[Records]

========================

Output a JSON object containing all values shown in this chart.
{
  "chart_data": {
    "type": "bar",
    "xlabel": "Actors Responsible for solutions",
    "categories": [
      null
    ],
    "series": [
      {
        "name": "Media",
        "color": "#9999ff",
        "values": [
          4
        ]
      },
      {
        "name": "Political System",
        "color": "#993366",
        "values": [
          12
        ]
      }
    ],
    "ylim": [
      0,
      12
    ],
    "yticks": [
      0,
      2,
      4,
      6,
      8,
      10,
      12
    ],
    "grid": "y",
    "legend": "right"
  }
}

========================

(WORK REQUIRED) Write out the whole listing exactly.

(COMPLETE RESPONSE)
Output a JSON object containing all values shown in this chart.
{
  "chart_data": {
    "type": "bar",
    "xlabel": "Actors Responsible for solutions",
    "categories": [
      null
    ],
    "series": [
      {
        "name": "Media",
        "color": "#9999ff",
        "values": [
          4
        ]
      },
      {
        "name": "Political System",
        "color": "#993366",
        "values": [
          12
        ]
      }
    ],
    "ylim": [
      0,
      12
    ],
    "yticks": [
      0,
      2,
      4,
      6,
      8,
      10,
      12
    ],
    "grid": "y",
    "legend": "right"
  }
}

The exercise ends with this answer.